* begin *
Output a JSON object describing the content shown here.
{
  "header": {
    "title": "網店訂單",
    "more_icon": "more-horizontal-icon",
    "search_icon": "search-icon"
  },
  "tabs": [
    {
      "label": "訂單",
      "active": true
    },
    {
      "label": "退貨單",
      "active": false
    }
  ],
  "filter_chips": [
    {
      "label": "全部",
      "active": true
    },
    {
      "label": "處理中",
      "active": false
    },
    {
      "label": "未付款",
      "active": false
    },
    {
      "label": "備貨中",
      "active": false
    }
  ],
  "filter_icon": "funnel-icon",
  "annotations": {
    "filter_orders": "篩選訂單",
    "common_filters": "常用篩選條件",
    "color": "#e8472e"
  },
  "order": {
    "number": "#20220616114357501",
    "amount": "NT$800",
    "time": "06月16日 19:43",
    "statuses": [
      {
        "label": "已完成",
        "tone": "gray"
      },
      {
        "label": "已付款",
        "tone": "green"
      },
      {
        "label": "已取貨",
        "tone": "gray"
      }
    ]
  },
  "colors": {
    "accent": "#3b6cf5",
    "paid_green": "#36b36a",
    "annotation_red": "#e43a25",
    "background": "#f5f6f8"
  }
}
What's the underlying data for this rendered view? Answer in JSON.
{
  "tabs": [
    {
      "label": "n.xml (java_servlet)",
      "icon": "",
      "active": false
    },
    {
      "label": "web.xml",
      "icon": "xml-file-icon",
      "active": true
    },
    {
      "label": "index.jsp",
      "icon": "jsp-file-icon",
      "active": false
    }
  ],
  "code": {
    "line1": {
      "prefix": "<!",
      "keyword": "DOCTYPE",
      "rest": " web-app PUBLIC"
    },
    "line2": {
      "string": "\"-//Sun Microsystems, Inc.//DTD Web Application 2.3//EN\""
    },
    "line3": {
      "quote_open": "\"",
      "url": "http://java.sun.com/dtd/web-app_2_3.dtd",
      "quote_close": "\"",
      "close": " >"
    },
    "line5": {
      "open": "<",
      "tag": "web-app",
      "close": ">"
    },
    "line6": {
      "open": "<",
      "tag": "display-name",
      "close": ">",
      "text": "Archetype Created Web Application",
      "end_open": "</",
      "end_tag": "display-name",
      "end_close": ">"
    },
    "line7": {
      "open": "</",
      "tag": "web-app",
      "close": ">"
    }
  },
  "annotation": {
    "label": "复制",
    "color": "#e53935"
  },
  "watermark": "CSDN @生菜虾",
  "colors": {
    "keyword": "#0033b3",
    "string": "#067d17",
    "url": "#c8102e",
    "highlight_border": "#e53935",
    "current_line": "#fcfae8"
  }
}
* end *
* REQUIRED WORK:
Retype the data in full and match it exactly.

* ANSWER:
Output a JSON object describing the content shown here.
{
  "header": {
    "title": "網店訂單",
    "more_icon": "more-horizontal-icon",
    "search_icon": "search-icon"
  },
  "tabs": [
    {
      "label": "訂單",
      "active": true
    },
    {
      "label": "退貨單",
      "active": false
    }
  ],
  "filter_chips": [
    {
      "label": "全部",
      "active": true
    },
    {
      "label": "處理中",
      "active": false
    },
    {
      "label": "未付款",
      "active": false
    },
    {
      "label": "備貨中",
      "active": false
    }
  ],
  "filter_icon": "funnel-icon",
  "annotations": {
    "filter_orders": "篩選訂單",
    "common_filters": "常用篩選條件",
    "color": "#e8472e"
  },
  "order": {
    "number": "#20220616114357501",
    "amount": "NT$800",
    "time": "06月16日 19:43",
    "statuses": [
      {
        "label": "已完成",
        "tone": "gray"
      },
      {
        "label": "已付款",
        "tone": "green"
      },
      {
        "label": "已取貨",
        "tone": "gray"
      }
    ]
  },
  "colors": {
    "accent": "#3b6cf5",
    "paid_green": "#36b36a",
    "annotation_red": "#e43a25",
    "background": "#f5f6f8"
  }
}
What's the underlying data for this rendered view? Answer in JSON.
{
  "tabs": [
    {
      "label": "n.xml (java_servlet)",
      "icon": "",
      "active": false
    },
    {
      "label": "web.xml",
      "icon": "xml-file-icon",
      "active": true
    },
    {
      "label": "index.jsp",
      "icon": "jsp-file-icon",
      "active": false
    }
  ],
  "code": {
    "line1": {
      "prefix": "<!",
      "keyword": "DOCTYPE",
      "rest": " web-app PUBLIC"
    },
    "line2": {
      "string": "\"-//Sun Microsystems, Inc.//DTD Web Application 2.3//EN\""
    },
    "line3": {
      "quote_open": "\"",
      "url": "http://java.sun.com/dtd/web-app_2_3.dtd",
      "quote_close": "\"",
      "close": " >"
    },
    "line5": {
      "open": "<",
      "tag": "web-app",
      "close": ">"
    },
    "line6": {
      "open": "<",
      "tag": "display-name",
      "close": ">",
      "text": "Archetype Created Web Application",
      "end_open": "</",
      "end_tag": "display-name",
      "end_close": ">"
    },
    "line7": {
      "open": "</",
      "tag": "web-app",
      "close": ">"
    }
  },
  "annotation": {
    "label": "复制",
    "color": "#e53935"
  },
  "watermark": "CSDN @生菜虾",
  "colors": {
    "keyword": "#0033b3",
    "string": "#067d17",
    "url": "#c8102e",
    "highlight_border": "#e53935",
    "current_line": "#fcfae8"
  }
}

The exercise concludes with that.